_THE EXERCISE_.
Make an exact copy of each entry, leaving out every picture.

_Structured figure records_.

## Begin

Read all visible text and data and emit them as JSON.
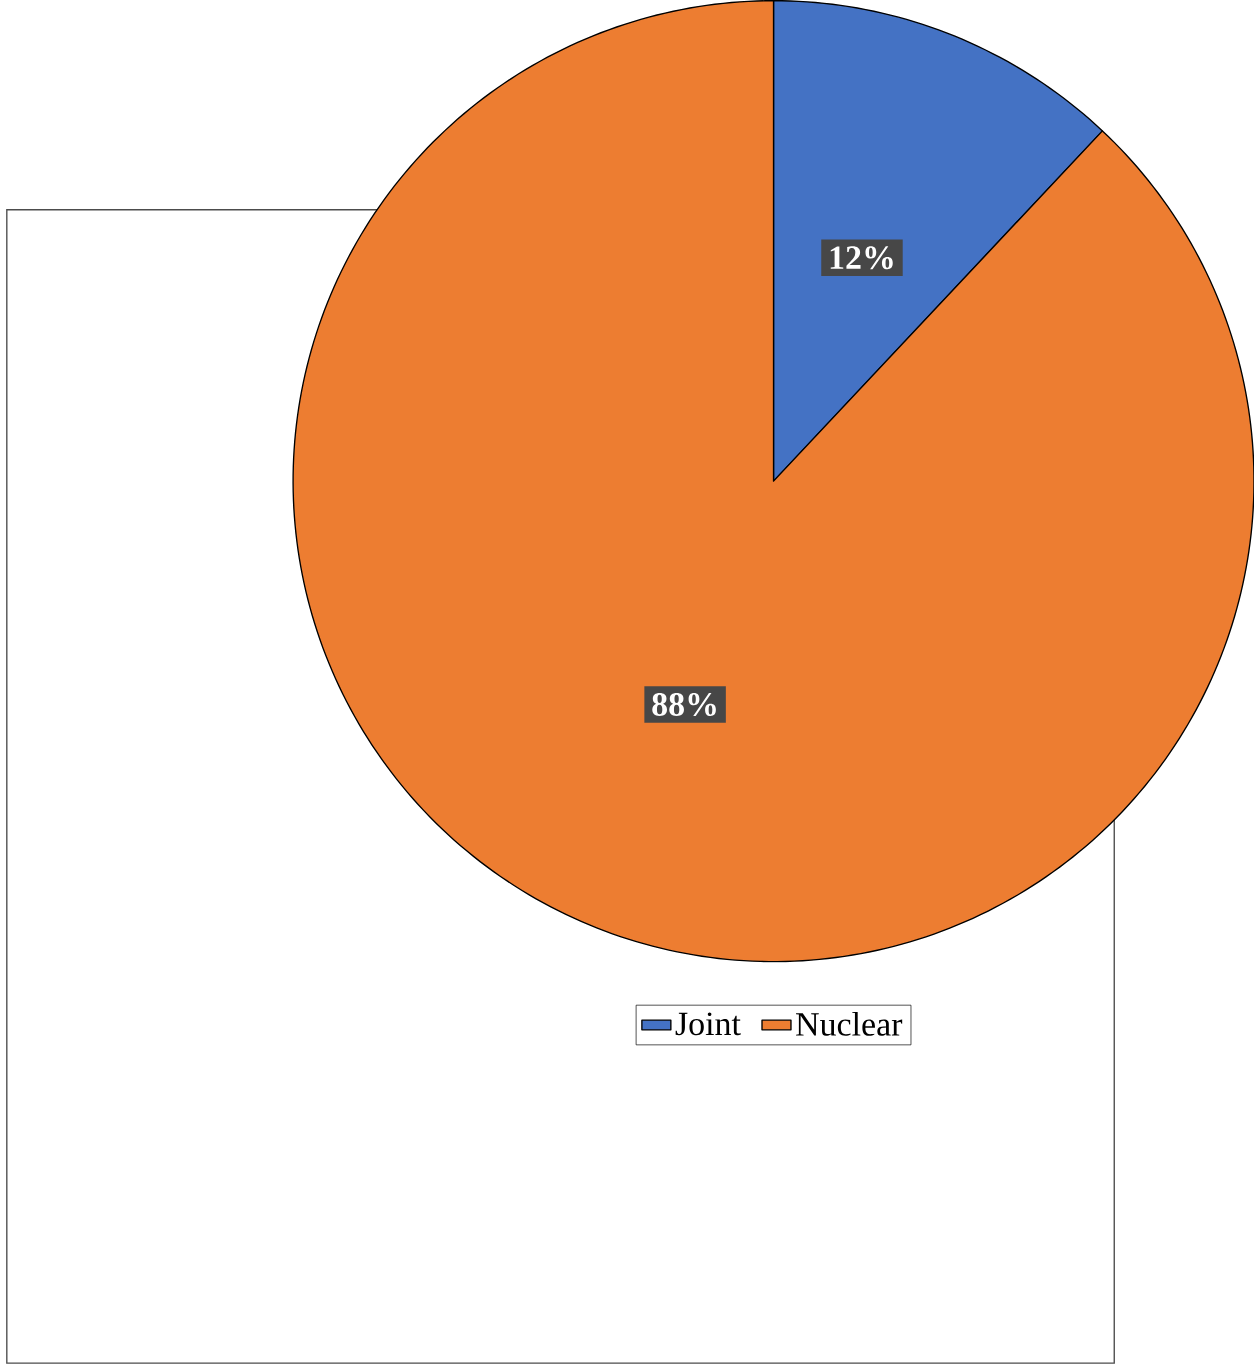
{
  "chart_data": {
    "type": "pie",
    "categories": [
      "Joint",
      "Nuclear"
    ],
    "values": [
      12,
      88
    ],
    "colors": [
      "#4472c4",
      "#ed7d31"
    ],
    "value_labels": [
      "12%",
      "88%"
    ],
    "legend": "bottom"
  }
}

## End

_THE RESULT_.
Read all visible text and data and emit them as JSON.
{
  "chart_data": {
    "type": "pie",
    "categories": [
      "Joint",
      "Nuclear"
    ],
    "values": [
      12,
      88
    ],
    "colors": [
      "#4472c4",
      "#ed7d31"
    ],
    "value_labels": [
      "12%",
      "88%"
    ],
    "legend": "bottom"
  }
}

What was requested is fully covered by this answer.